Given instruction:
From the entries below, copy every line where the string "usage" appears.

Records for this exercise:
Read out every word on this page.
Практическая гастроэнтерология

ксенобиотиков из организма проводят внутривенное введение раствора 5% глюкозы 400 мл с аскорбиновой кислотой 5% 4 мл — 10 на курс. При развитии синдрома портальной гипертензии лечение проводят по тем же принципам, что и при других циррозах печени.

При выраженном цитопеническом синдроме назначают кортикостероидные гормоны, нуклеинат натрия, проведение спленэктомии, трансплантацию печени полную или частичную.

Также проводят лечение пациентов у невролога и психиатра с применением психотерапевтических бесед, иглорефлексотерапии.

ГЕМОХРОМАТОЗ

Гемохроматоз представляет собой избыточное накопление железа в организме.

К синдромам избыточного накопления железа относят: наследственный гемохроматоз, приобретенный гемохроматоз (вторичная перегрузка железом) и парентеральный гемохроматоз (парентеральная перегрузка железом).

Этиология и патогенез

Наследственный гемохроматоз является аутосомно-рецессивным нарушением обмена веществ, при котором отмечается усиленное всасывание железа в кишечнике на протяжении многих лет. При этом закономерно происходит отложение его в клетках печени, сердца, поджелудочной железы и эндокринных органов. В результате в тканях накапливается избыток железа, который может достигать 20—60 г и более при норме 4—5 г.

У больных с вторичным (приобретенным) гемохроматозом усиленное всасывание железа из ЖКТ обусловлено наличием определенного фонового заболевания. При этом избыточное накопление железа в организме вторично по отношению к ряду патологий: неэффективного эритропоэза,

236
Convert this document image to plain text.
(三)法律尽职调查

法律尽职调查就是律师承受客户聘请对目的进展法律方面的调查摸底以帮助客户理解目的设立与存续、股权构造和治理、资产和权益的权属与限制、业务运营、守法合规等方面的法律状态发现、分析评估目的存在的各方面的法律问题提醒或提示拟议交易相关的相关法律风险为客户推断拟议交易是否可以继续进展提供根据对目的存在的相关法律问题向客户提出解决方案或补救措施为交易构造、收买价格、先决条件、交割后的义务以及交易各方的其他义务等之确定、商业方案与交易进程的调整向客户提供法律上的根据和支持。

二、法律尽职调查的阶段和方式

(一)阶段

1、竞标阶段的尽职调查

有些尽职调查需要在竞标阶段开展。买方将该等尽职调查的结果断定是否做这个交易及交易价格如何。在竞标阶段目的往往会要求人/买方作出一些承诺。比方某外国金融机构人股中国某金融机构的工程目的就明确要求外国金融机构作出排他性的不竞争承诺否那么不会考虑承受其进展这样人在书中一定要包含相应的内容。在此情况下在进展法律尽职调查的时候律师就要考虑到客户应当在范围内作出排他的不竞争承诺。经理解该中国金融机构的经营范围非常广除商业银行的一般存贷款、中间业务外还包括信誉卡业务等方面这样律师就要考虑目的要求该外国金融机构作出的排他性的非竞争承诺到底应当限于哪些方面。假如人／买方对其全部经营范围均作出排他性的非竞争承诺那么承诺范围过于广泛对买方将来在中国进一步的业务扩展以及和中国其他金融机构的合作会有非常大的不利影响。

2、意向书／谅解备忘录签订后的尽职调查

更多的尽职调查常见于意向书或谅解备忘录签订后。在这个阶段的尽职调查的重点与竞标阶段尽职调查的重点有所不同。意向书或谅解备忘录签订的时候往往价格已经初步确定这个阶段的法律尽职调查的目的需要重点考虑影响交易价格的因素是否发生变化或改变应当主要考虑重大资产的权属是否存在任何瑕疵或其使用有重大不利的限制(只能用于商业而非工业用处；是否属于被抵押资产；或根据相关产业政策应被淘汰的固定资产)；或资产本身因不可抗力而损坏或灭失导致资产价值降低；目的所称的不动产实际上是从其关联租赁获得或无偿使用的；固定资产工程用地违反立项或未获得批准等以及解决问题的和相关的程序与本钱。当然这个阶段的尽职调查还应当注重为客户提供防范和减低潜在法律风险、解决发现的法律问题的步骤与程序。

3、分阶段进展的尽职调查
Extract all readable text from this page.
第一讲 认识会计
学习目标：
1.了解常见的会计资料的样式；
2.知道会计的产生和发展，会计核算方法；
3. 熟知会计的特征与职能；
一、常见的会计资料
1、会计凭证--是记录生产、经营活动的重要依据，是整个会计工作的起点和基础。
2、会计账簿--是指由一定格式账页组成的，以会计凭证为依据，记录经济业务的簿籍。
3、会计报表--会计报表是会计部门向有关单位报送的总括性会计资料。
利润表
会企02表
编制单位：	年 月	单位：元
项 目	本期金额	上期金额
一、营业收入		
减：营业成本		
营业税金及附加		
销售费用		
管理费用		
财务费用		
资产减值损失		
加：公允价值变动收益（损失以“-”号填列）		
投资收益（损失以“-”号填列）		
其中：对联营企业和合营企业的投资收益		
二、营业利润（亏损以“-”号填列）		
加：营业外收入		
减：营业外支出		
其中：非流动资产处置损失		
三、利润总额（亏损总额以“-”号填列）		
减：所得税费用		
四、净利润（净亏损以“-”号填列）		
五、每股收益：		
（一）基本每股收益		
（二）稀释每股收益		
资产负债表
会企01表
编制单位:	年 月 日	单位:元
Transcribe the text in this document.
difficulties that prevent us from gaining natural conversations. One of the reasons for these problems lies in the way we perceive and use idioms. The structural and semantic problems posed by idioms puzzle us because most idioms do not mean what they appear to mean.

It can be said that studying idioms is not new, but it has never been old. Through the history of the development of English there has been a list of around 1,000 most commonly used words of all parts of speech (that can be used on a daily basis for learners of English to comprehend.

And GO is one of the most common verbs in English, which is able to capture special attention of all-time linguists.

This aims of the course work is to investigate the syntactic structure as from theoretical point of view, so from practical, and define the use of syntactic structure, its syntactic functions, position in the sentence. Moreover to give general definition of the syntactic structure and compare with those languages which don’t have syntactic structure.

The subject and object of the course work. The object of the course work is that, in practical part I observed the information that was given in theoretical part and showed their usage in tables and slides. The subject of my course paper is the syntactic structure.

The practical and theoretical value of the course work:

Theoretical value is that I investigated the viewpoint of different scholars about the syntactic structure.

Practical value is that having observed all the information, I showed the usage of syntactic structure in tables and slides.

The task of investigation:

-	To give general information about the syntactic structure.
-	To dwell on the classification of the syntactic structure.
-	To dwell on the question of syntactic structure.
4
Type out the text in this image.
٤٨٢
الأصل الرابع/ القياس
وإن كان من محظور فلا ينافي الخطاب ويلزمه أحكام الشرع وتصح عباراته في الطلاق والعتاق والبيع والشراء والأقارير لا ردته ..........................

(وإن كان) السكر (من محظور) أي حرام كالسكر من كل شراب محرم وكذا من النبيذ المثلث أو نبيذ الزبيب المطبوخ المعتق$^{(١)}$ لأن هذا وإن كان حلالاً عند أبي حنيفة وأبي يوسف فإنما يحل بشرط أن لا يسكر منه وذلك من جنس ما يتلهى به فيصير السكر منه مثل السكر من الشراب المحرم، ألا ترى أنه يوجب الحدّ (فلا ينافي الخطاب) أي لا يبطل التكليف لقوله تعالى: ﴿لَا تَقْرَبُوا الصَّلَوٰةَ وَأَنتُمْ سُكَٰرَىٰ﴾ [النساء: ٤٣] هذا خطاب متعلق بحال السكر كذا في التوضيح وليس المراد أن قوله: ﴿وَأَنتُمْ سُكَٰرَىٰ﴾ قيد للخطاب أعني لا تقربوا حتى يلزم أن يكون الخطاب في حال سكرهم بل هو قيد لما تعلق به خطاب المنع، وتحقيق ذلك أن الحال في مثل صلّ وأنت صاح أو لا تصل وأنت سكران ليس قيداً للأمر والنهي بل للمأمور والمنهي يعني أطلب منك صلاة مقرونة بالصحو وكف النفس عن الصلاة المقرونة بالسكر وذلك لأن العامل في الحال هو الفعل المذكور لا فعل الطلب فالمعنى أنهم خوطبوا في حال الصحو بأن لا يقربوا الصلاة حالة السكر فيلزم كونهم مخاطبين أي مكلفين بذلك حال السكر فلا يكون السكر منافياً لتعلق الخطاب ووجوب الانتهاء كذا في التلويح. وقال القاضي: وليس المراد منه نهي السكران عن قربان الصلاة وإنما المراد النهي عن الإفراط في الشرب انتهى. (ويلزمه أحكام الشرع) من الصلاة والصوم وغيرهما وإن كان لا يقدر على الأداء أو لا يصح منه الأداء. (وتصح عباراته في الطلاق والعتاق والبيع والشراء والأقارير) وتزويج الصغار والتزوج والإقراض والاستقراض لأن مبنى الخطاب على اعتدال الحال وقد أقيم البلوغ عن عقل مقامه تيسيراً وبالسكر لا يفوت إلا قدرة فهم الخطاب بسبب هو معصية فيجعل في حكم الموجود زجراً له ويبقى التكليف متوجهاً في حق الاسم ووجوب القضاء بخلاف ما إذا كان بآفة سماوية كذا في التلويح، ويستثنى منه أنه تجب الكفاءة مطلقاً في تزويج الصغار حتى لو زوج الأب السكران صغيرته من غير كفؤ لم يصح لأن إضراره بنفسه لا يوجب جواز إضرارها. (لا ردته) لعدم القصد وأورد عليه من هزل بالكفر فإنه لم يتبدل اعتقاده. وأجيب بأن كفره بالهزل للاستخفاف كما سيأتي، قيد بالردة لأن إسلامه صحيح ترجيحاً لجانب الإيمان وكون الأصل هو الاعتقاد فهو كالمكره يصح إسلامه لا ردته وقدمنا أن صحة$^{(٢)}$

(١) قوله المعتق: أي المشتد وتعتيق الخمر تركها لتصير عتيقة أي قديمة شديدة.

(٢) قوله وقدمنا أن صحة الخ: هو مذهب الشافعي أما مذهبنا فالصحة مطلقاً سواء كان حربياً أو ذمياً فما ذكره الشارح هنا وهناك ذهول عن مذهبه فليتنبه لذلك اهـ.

Exercise response:
The subject and object of the course work. The object of the course work is that, in practical part I observed the information that was given in theoretical part and showed their usage in tables and slides. The subject of my course paper is the syntactic structure.
Practical value is that having observed all the information, I showed the usage of syntactic structure in tables and slides.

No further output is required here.